A block of data
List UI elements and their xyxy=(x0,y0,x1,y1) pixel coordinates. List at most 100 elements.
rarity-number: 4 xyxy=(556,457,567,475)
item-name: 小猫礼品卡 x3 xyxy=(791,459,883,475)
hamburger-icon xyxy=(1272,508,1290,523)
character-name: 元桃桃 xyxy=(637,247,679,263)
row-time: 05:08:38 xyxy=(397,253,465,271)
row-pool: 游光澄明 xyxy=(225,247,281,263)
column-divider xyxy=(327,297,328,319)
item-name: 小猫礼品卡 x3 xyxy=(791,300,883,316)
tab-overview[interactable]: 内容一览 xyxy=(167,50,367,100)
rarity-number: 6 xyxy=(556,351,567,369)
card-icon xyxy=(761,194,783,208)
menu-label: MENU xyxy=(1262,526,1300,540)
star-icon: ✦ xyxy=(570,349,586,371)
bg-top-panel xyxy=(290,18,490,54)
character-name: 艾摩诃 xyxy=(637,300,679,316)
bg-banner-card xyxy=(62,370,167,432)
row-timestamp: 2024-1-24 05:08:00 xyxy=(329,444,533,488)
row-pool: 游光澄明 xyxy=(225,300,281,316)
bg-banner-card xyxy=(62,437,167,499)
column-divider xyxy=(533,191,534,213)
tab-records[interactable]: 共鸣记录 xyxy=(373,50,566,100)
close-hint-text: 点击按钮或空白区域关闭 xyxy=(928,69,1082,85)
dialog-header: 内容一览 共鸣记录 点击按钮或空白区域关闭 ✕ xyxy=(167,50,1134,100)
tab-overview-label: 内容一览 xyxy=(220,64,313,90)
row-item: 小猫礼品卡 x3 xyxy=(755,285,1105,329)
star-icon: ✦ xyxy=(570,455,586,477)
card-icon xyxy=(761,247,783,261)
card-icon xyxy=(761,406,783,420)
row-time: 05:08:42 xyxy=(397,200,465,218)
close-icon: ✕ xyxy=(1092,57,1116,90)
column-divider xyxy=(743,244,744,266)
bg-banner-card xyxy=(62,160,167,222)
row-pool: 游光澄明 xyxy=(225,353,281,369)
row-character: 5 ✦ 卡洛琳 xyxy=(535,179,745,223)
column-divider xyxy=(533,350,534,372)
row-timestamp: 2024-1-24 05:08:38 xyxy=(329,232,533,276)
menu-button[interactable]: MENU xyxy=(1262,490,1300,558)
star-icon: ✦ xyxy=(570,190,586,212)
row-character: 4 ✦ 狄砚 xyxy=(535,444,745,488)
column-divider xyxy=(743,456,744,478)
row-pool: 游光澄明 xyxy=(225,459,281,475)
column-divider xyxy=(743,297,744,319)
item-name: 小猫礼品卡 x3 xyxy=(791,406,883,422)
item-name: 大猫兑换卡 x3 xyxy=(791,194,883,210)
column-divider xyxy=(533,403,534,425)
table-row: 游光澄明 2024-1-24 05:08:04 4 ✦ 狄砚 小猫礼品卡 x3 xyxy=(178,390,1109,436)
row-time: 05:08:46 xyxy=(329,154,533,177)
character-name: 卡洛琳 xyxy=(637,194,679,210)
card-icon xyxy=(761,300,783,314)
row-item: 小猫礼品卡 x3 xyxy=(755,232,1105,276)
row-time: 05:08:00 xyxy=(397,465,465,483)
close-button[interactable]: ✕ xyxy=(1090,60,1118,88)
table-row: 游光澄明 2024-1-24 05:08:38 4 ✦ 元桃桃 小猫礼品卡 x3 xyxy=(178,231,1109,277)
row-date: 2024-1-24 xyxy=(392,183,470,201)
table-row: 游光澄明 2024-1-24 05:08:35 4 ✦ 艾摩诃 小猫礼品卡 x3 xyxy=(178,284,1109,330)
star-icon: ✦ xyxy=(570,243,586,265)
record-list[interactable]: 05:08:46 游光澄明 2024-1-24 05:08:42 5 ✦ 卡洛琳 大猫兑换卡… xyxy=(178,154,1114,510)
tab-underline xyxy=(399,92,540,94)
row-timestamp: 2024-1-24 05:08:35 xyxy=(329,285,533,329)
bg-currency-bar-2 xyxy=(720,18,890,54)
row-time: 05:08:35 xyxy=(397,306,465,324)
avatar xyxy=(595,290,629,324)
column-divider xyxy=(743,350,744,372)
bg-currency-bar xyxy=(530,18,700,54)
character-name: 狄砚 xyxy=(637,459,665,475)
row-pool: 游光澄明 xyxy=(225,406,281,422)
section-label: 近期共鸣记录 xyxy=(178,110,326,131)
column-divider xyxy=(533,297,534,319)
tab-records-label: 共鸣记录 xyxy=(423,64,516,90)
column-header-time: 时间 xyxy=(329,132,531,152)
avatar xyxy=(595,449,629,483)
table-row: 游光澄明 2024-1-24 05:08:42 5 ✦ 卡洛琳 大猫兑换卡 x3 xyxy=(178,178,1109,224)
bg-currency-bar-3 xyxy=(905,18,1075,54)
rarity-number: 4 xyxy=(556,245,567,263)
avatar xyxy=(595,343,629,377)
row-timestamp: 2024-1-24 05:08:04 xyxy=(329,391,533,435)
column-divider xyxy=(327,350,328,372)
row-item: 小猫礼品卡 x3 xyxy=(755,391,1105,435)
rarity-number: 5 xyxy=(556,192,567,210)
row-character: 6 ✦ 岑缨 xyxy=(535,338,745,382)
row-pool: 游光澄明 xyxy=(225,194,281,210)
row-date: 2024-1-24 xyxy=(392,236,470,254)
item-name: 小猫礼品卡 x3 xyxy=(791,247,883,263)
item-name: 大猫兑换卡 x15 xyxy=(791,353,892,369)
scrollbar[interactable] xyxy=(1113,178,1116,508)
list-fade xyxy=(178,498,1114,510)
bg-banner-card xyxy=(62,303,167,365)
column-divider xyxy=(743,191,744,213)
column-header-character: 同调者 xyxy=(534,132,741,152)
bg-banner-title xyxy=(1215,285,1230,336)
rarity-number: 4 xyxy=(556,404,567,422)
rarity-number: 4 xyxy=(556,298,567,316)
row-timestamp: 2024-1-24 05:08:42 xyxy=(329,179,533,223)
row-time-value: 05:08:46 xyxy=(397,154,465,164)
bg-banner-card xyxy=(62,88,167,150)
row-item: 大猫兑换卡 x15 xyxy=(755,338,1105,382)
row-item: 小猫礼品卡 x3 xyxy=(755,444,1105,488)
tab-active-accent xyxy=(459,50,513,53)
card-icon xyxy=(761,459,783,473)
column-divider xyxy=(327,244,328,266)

AIM OF THE EXERCISE ->
Copy out every line of the entries above word for word, without changing anything.

EXPECTED ANSWER ->
List UI elements and their xyxy=(x0,y0,x1,y1) pixel coordinates. List at most 100 elements.
rarity-number: 4 xyxy=(556,457,567,475)
item-name: 小猫礼品卡 x3 xyxy=(791,459,883,475)
hamburger-icon xyxy=(1272,508,1290,523)
character-name: 元桃桃 xyxy=(637,247,679,263)
row-time: 05:08:38 xyxy=(397,253,465,271)
row-pool: 游光澄明 xyxy=(225,247,281,263)
column-divider xyxy=(327,297,328,319)
item-name: 小猫礼品卡 x3 xyxy=(791,300,883,316)
tab-overview[interactable]: 内容一览 xyxy=(167,50,367,100)
rarity-number: 6 xyxy=(556,351,567,369)
card-icon xyxy=(761,194,783,208)
menu-label: MENU xyxy=(1262,526,1300,540)
star-icon: ✦ xyxy=(570,349,586,371)
bg-top-panel xyxy=(290,18,490,54)
character-name: 艾摩诃 xyxy=(637,300,679,316)
bg-banner-card xyxy=(62,370,167,432)
row-timestamp: 2024-1-24 05:08:00 xyxy=(329,444,533,488)
row-pool: 游光澄明 xyxy=(225,300,281,316)
bg-banner-card xyxy=(62,437,167,499)
column-divider xyxy=(533,191,534,213)
tab-records[interactable]: 共鸣记录 xyxy=(373,50,566,100)
close-hint-text: 点击按钮或空白区域关闭 xyxy=(928,69,1082,85)
dialog-header: 内容一览 共鸣记录 点击按钮或空白区域关闭 ✕ xyxy=(167,50,1134,100)
tab-overview-label: 内容一览 xyxy=(220,64,313,90)
row-item: 小猫礼品卡 x3 xyxy=(755,285,1105,329)
star-icon: ✦ xyxy=(570,455,586,477)
card-icon xyxy=(761,247,783,261)
card-icon xyxy=(761,406,783,420)
row-time: 05:08:42 xyxy=(397,200,465,218)
close-icon: ✕ xyxy=(1092,57,1116,90)
column-divider xyxy=(743,244,744,266)
bg-banner-card xyxy=(62,160,167,222)
row-pool: 游光澄明 xyxy=(225,353,281,369)
row-character: 5 ✦ 卡洛琳 xyxy=(535,179,745,223)
column-divider xyxy=(533,350,534,372)
row-timestamp: 2024-1-24 05:08:38 xyxy=(329,232,533,276)
menu-button[interactable]: MENU xyxy=(1262,490,1300,558)
star-icon: ✦ xyxy=(570,190,586,212)
row-character: 4 ✦ 狄砚 xyxy=(535,444,745,488)
column-divider xyxy=(743,456,744,478)
row-pool: 游光澄明 xyxy=(225,459,281,475)
column-divider xyxy=(743,297,744,319)
item-name: 小猫礼品卡 x3 xyxy=(791,406,883,422)
item-name: 大猫兑换卡 x3 xyxy=(791,194,883,210)
column-divider xyxy=(533,403,534,425)
table-row: 游光澄明 2024-1-24 05:08:04 4 ✦ 狄砚 小猫礼品卡 x3 xyxy=(178,390,1109,436)
row-time: 05:08:46 xyxy=(329,154,533,177)
character-name: 卡洛琳 xyxy=(637,194,679,210)
card-icon xyxy=(761,300,783,314)
row-item: 小猫礼品卡 x3 xyxy=(755,232,1105,276)
row-time: 05:08:00 xyxy=(397,465,465,483)
close-button[interactable]: ✕ xyxy=(1090,60,1118,88)
table-row: 游光澄明 2024-1-24 05:08:38 4 ✦ 元桃桃 小猫礼品卡 x3 xyxy=(178,231,1109,277)
row-date: 2024-1-24 xyxy=(392,183,470,201)
table-row: 游光澄明 2024-1-24 05:08:35 4 ✦ 艾摩诃 小猫礼品卡 x3 xyxy=(178,284,1109,330)
star-icon: ✦ xyxy=(570,243,586,265)
record-list[interactable]: 05:08:46 游光澄明 2024-1-24 05:08:42 5 ✦ 卡洛琳 大猫兑换卡… xyxy=(178,154,1114,510)
tab-underline xyxy=(399,92,540,94)
row-timestamp: 2024-1-24 05:08:35 xyxy=(329,285,533,329)
bg-currency-bar-2 xyxy=(720,18,890,54)
row-time: 05:08:35 xyxy=(397,306,465,324)
avatar xyxy=(595,290,629,324)
column-divider xyxy=(743,350,744,372)
bg-currency-bar xyxy=(530,18,700,54)
character-name: 狄砚 xyxy=(637,459,665,475)
row-pool: 游光澄明 xyxy=(225,406,281,422)
section-label: 近期共鸣记录 xyxy=(178,110,326,131)
column-divider xyxy=(533,297,534,319)
tab-records-label: 共鸣记录 xyxy=(423,64,516,90)
column-header-time: 时间 xyxy=(329,132,531,152)
avatar xyxy=(595,449,629,483)
table-row: 游光澄明 2024-1-24 05:08:42 5 ✦ 卡洛琳 大猫兑换卡 x3 xyxy=(178,178,1109,224)
bg-currency-bar-3 xyxy=(905,18,1075,54)
rarity-number: 4 xyxy=(556,245,567,263)
avatar xyxy=(595,343,629,377)
row-timestamp: 2024-1-24 05:08:04 xyxy=(329,391,533,435)
column-divider xyxy=(327,350,328,372)
row-item: 小猫礼品卡 x3 xyxy=(755,391,1105,435)
rarity-number: 5 xyxy=(556,192,567,210)
row-character: 6 ✦ 岑缨 xyxy=(535,338,745,382)
row-pool: 游光澄明 xyxy=(225,194,281,210)
row-date: 2024-1-24 xyxy=(392,236,470,254)
item-name: 小猫礼品卡 x3 xyxy=(791,247,883,263)
item-name: 大猫兑换卡 x15 xyxy=(791,353,892,369)
scrollbar[interactable] xyxy=(1113,178,1116,508)
list-fade xyxy=(178,498,1114,510)
bg-banner-card xyxy=(62,303,167,365)
column-divider xyxy=(743,191,744,213)
column-header-character: 同调者 xyxy=(534,132,741,152)
bg-banner-title xyxy=(1215,285,1230,336)
rarity-number: 4 xyxy=(556,404,567,422)
rarity-number: 4 xyxy=(556,298,567,316)
row-timestamp: 2024-1-24 05:08:42 xyxy=(329,179,533,223)
row-time-value: 05:08:46 xyxy=(397,154,465,164)
bg-banner-card xyxy=(62,88,167,150)
row-item: 大猫兑换卡 x15 xyxy=(755,338,1105,382)
row-item: 小猫礼品卡 x3 xyxy=(755,444,1105,488)
tab-active-accent xyxy=(459,50,513,53)
card-icon xyxy=(761,459,783,473)
column-divider xyxy=(327,244,328,266)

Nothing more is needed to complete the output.